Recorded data
-------

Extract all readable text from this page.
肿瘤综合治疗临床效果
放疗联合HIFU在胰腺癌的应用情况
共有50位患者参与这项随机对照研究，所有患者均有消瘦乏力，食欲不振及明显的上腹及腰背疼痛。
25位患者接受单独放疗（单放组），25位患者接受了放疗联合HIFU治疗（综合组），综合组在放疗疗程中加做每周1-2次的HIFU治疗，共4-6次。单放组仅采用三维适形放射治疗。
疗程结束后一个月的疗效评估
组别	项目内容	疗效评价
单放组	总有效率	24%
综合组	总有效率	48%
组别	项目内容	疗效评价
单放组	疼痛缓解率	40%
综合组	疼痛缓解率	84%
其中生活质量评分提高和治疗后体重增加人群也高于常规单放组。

-------

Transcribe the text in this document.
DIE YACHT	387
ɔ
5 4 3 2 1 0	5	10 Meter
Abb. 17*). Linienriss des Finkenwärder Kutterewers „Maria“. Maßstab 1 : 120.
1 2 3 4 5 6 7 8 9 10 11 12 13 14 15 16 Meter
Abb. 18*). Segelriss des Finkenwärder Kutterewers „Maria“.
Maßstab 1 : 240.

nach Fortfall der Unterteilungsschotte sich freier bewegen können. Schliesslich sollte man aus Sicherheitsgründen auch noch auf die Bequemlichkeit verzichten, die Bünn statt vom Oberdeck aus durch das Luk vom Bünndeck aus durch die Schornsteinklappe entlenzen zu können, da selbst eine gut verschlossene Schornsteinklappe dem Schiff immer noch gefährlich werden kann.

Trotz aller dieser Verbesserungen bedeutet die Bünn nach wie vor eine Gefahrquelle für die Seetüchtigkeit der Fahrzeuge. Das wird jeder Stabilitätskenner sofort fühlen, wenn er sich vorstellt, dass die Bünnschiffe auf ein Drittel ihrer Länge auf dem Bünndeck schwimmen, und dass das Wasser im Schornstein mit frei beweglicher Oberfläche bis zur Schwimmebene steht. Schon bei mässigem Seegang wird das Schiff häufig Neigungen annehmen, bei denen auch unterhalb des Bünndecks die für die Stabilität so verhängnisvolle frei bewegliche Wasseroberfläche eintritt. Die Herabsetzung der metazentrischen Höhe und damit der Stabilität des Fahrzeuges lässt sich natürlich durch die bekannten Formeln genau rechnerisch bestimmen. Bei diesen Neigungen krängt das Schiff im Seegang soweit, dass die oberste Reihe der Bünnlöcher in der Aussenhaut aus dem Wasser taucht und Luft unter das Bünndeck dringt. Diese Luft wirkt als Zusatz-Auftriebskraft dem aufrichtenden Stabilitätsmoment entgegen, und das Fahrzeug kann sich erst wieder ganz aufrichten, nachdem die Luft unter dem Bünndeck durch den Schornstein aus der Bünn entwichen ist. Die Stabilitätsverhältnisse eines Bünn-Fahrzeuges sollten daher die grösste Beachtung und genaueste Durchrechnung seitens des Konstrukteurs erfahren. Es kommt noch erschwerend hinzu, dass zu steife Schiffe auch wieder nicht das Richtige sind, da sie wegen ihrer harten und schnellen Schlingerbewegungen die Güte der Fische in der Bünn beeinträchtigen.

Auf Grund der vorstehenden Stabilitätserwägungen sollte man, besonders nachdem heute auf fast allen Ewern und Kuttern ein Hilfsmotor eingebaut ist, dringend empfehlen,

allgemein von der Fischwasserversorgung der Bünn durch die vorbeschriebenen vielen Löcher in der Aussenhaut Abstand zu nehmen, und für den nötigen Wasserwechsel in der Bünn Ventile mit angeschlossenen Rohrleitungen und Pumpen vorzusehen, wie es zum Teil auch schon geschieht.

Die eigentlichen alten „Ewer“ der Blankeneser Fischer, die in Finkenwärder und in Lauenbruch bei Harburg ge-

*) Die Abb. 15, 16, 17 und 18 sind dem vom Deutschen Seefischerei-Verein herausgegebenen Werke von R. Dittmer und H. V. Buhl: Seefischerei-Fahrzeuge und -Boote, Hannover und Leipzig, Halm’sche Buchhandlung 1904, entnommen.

-------

**Set exercise**
Tell how many lines contain the word "Kutterewers", using only the number.

**The answer**
2